- EXERCISE GOAL -
Only the number is wanted: how many lines of the data contain "tips"?

- RECORD SET -
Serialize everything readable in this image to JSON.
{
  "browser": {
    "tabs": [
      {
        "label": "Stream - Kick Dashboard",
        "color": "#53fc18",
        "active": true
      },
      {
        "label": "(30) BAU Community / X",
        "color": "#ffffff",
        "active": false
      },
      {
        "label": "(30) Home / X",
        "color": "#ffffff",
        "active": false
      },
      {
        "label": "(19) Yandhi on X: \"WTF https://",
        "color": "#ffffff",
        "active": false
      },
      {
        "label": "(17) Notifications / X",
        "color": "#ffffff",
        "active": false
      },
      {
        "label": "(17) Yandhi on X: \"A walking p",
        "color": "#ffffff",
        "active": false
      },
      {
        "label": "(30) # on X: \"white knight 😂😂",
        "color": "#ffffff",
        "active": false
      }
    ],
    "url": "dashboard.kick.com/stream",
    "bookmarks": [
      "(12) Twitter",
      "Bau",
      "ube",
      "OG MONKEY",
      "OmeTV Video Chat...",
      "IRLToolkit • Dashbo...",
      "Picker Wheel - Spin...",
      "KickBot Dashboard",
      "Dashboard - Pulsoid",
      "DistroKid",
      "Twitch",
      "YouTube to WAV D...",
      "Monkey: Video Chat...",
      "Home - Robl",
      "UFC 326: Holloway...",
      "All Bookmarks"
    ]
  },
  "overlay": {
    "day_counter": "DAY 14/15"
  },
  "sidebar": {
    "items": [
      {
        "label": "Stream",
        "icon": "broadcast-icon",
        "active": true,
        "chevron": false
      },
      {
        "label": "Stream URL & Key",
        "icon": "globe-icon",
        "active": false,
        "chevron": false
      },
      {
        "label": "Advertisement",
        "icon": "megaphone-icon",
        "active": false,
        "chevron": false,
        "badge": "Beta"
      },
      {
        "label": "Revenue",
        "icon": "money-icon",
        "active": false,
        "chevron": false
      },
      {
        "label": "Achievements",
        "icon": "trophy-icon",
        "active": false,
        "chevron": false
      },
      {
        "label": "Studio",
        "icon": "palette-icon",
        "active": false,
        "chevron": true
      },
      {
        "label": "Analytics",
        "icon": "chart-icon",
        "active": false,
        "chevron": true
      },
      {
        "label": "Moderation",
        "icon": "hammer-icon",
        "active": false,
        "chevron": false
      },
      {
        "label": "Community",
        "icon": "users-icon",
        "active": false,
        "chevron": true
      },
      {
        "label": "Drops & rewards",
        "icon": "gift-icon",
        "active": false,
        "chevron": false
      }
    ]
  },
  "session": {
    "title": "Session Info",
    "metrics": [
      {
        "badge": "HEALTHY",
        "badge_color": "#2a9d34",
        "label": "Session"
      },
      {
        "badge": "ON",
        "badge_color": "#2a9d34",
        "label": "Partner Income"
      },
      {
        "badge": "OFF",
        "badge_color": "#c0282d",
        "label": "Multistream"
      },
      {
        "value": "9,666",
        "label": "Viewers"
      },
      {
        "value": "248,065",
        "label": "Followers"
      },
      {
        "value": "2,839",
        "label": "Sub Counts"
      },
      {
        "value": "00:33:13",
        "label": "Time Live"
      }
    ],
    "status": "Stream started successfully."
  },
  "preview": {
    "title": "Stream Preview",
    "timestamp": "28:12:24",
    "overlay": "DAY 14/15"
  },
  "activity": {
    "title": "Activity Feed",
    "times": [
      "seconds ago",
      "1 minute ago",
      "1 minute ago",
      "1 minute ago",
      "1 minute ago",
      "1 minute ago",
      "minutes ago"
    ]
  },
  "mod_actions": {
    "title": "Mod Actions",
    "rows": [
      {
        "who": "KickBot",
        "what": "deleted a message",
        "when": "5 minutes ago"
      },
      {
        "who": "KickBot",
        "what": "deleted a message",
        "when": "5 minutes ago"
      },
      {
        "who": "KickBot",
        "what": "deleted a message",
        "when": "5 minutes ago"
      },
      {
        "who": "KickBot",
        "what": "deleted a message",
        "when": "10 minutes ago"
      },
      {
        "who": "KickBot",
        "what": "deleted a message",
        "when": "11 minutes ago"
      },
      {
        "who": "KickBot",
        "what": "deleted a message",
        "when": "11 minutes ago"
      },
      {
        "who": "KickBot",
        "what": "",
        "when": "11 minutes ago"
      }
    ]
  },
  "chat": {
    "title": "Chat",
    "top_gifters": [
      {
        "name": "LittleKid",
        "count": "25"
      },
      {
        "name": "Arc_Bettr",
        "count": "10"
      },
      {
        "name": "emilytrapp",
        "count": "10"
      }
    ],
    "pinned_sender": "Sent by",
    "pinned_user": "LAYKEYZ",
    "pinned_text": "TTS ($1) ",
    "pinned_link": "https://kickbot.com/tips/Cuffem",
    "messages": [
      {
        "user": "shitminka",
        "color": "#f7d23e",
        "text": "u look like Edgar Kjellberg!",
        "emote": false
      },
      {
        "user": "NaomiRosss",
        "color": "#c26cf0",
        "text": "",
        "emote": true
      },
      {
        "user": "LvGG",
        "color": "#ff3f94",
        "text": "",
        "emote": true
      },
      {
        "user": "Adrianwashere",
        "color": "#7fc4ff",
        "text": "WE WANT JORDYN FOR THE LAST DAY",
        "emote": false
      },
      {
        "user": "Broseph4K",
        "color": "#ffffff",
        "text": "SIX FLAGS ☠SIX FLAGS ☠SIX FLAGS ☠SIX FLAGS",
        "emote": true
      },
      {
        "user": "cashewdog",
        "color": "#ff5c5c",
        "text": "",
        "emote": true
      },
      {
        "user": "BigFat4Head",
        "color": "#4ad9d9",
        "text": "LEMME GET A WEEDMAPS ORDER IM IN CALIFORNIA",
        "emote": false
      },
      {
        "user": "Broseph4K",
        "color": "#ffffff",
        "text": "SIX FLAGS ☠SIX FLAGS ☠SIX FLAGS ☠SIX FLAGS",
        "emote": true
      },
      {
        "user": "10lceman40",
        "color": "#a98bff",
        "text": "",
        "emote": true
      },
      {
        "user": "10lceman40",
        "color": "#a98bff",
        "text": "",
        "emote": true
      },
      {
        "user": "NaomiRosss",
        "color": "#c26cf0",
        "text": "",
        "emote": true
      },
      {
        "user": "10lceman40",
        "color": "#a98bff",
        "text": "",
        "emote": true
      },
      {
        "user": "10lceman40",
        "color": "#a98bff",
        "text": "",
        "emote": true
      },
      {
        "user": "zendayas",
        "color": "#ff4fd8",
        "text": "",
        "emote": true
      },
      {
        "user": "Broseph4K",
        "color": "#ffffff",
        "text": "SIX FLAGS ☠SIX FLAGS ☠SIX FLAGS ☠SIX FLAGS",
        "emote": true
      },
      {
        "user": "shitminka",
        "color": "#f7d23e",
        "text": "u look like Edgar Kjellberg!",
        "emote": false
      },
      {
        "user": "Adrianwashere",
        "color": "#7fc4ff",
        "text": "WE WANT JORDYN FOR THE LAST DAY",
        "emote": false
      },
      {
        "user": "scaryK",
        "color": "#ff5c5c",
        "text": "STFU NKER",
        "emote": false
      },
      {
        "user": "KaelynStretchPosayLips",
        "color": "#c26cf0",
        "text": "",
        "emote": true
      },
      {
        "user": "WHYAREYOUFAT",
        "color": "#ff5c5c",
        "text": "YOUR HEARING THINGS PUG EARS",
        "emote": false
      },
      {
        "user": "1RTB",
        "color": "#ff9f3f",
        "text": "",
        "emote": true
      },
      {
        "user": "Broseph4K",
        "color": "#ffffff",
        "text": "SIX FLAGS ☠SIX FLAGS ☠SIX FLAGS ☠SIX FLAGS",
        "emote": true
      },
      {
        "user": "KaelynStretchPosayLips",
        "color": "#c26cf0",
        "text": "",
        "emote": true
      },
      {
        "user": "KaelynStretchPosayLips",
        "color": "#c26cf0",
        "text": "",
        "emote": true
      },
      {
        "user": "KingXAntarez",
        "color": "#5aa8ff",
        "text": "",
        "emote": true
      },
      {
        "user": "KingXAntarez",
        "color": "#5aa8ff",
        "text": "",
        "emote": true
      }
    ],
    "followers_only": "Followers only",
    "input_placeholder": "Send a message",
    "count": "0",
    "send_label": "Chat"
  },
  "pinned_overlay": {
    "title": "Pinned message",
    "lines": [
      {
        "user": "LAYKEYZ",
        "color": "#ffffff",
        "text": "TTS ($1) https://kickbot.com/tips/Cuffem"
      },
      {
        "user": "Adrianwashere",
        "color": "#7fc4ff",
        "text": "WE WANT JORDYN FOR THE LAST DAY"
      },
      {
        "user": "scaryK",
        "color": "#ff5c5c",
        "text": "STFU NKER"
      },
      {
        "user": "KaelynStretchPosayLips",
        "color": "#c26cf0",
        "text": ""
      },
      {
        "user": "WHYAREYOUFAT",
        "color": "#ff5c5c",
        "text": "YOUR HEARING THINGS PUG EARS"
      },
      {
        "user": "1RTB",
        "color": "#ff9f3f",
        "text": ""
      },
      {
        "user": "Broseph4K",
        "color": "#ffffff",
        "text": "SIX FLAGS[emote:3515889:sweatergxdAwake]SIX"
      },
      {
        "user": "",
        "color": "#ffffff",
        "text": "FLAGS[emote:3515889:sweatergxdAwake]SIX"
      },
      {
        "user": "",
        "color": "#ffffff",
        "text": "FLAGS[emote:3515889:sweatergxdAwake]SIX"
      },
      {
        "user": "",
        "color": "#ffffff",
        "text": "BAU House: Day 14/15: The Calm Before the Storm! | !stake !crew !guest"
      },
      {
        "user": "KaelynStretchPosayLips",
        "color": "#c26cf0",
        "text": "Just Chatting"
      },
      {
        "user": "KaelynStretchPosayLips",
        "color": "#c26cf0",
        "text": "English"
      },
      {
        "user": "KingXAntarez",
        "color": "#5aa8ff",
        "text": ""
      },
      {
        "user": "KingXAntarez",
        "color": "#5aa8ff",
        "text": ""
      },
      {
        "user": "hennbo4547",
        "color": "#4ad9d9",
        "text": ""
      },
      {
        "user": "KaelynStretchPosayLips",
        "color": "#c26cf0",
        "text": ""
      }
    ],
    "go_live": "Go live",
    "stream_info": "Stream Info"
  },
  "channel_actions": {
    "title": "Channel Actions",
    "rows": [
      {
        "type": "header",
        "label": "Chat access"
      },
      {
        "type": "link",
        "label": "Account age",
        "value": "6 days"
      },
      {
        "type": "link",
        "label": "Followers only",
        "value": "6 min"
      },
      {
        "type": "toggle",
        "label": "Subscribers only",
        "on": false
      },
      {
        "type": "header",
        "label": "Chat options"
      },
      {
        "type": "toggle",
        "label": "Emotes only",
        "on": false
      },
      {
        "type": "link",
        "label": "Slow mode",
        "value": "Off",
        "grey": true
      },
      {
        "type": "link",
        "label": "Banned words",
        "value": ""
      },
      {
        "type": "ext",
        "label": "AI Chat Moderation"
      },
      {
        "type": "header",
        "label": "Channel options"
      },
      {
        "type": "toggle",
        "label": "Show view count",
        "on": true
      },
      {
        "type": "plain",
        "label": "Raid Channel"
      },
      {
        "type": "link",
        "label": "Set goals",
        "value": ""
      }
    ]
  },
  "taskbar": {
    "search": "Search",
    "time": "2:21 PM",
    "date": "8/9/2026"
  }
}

- ANSWER TO THE TASK -
2